PAGE TEXT —
+ + +

# Shameless beginner questions.



## mrh (1/7/20)

Maybe this thread will open a space for shameless dummies like me who ask questions they think no one else on the forum would ever have to ask.

So here goes. What does a pod consist of. My basic Vaporesso podstick arrives soon. Do I just fill it or do I have to prime it.?

Reactions: Like 4 | Winner 1


----------



## Stranger (1/7/20)

Always better to let juice penetrate into whatever substance is used. Does not matter if it is cotton, ceramic or any other. The heating element has to be in contact with the juice to vaporize it.

Reactions: Like 4 | Agree 4 | Thanks 1


----------



## takes (1/7/20)

fairly new myself but from what I have seen and experienced, always prime a new coil and let the pod sit for at least 5 minutes to be safe, this helps prolong the coil too in my experience. Nothing worse than the taste of burning cotton especially on a new coil

Reactions: Like 2 | Agree 5 | Thanks 1


----------



## Stranger (1/7/20)

*How to use a pod system*
Pod vapes are some of the easiest vapes to operate. This five-step guide will cover the basics of using most pod vapes on the market.


Make sure the battery is fully charged.
If you’re using a refillable pod vape, fill it up with the e-liquid of your choice.
Allow at least 5-10 minutes for the wick to saturate.
Insert the pod firmly into the device. If your pod vape has an on/off function, make sure it’s on.
If your pod vape has a fire button, hold it while inhaling. If it doesn’t, take a puff as if it were a regular cigarette.

Reactions: Like 2 | Winner 4 | Thanks 1


----------



## KZOR (1/7/20)

Google is your friend.

Reactions: Like 2 | Agree 3 | Winner 3 | Thanks 1


----------



## mrh (1/7/20)

KZOR said:


> Google is your friend.



Thanks - these days there is so much going on I sometimes get overwhelm and anxiety trawling through sites, so I appreciate your taking the trouble to give me the link

Reactions: Like 7


----------



## DavyH (1/7/20)

It's not a bad device, has a really tight draw without much heat. One of the pods in mine was a bit leaky, others aren't, but give the pod fitting a wipe every time you refill, and don't use really thick juice in it. It's a nice little vape all told.

Reactions: Like 2 | Agree 2 | Thanks 1 | Informative 1


----------



## mrh (1/7/20)

DavyH said:


> It's not a bad device, has a really tight draw without much heat. One of the pods in mine was a bit leaky, others aren't, but give the pod fitting a wipe every time you refill, and don't use really thick juice in it. It's a nice little vape all told.


Good - because I have Twisp juice still which is 50vg/50vg (I think) and so I wanted an MTL kind of device. Thanks to all who responded.

Reactions: Like 7


----------



## mrh (2/7/20)

I am having a lot of trouble trying to fill this pod. Any idea idea somebody out there what I could possibly doing wrong. Have decanted some of my twisp juice into the vaporesso bottle...

+ + +

(Data items)

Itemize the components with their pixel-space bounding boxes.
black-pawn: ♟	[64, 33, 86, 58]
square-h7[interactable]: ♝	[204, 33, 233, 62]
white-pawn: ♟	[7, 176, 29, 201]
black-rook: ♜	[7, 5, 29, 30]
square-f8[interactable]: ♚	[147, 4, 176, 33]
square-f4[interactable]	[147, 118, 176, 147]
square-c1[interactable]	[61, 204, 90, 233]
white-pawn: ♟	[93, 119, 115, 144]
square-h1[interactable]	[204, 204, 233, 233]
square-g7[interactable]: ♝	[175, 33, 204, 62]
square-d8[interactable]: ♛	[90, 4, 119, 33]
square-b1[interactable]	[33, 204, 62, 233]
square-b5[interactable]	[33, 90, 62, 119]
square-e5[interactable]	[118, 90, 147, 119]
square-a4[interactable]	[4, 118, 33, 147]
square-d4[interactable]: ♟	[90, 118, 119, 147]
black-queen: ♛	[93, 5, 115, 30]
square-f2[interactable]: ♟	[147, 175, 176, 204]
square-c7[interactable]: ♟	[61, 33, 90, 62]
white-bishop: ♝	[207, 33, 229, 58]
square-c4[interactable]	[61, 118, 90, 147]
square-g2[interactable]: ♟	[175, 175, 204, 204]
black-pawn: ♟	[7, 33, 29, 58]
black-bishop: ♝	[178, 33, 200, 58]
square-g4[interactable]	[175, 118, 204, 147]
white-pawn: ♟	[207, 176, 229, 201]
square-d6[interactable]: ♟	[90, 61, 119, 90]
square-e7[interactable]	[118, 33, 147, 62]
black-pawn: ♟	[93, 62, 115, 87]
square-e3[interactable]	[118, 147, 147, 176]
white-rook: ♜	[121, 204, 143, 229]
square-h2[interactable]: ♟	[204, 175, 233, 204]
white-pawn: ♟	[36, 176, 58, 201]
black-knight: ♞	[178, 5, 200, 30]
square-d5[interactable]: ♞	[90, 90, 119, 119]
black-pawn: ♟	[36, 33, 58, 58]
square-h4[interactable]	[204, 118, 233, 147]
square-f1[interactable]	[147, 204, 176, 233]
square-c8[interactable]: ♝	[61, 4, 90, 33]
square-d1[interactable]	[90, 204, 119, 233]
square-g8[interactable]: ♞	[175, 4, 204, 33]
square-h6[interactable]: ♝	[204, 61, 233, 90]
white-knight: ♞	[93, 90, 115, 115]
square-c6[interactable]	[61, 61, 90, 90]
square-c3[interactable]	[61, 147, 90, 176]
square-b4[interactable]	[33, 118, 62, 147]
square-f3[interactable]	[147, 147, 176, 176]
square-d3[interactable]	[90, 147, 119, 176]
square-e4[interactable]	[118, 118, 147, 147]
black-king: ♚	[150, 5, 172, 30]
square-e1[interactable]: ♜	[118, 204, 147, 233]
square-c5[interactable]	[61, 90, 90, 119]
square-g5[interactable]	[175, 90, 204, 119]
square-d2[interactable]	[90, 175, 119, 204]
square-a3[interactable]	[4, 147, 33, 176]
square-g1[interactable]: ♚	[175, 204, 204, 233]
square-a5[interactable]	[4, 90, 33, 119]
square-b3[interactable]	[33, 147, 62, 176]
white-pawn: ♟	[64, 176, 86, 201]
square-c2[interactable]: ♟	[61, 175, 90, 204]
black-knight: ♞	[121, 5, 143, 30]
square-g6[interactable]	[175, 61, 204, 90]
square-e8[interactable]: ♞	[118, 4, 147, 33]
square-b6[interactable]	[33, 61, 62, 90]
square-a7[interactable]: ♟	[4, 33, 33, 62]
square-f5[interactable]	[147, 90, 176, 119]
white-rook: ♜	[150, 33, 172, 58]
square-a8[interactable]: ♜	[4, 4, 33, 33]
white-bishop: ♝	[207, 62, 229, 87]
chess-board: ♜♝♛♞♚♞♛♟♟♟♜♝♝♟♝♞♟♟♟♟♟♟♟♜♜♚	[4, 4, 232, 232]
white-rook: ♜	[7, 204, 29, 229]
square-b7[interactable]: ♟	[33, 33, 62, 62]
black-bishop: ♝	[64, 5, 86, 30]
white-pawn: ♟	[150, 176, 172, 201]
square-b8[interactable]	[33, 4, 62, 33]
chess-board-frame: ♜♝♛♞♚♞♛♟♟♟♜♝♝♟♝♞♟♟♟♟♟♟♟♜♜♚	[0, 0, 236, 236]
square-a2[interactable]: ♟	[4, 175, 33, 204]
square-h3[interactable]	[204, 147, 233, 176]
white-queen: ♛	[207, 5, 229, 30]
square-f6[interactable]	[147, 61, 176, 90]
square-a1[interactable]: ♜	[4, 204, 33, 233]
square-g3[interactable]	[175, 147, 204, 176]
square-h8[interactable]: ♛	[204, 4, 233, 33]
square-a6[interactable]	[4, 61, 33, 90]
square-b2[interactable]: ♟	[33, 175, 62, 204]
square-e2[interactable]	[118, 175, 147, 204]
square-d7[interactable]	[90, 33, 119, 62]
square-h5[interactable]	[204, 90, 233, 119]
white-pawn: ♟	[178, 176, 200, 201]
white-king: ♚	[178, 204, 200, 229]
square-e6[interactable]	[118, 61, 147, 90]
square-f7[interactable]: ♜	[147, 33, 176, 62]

+ + +

BRIEF A — Give the username of each distinct participant who posted in the beginner vaping thread, listing each name once.
BRIEF B — Continue the beginner vaping thread from its final post onward.

TASK ANSWER A — mrh, Stranger, takes, KZOR, DavyH

TASK ANSWER B —
Reactions: Like 1


----------



## mrh (2/7/20)

mrh said:


> I am having a lot of trouble trying to fill this pod. Any idea idea somebody out there what I could possibly doing wrong. Have decanted some of my twisp juice into the vaporesso bottle...


Nothing's coming through like the passage is blocked. Is it advisable to put a needle in there or something to check?

Reactions: Like 1


----------



## Stranger (2/7/20)

Try put nozzle in hole, tip bottle and pod upside down, squeeze bottle gently and then turn the right way up, the juice should then be sucked in.

Reactions: Like 1


----------



## mrh (2/7/20)

Stranger said:


> Try put nozzle in hole, tip bottle and pod upside down, squeeze bottle gently and then turn the right way up, the juice should then be sucked in.


Thanks will try that. I suppose the twisp bottle shouldnt be use. Im wasting good bit of my good stuff here. Does it rely on the bottle being quite full...?

Reactions: Like 1


----------



## Stranger (2/7/20)

What you are trying to achieve is a vacuum in the pod tank. I suspect that the nozzle is too big for the filling hole and air is not escaping as you fill

Reactions: Like 1 | Thanks 1


----------



## mrh (2/7/20)

SOrry to be so needy but can I needle the nozzle as really it seems not to let the liquid through at all. Would it spoil the 'dynamics' if I made the vapersso bottle's hole bigger with a needle or such like?

Reactions: Like 1


----------



## mrh (2/7/20)

Stranger said:


> What you are trying to achieve is a vacuum in the pod tank. I suspect that the nozzle is too big for the filling hole and air is not escaping as you fill


Okay - that gives me some idea of the dynamics -Thank you! All is not lost yet....

Reactions: Like 1


----------



## mrh (2/7/20)

mrh said:


> Okay - that gives me some idea of the dynamics -Thank you! All is not lost yet....


Yay- I put the twisp nozzle on the vaporesso bottle and it worked. Damn Vaporesso! Thank you Stranger

Reactions: Like 1


----------



## mrh (2/7/20)

mrh said:


> Yay- I put the twisp nozzle on the vaporesso bottle and it worked. Damn Vaporesso! Thank you Stranger


Oh shit no I think it was my mistake. Sorrry

Reactions: Like 1


----------



## Stranger (2/7/20)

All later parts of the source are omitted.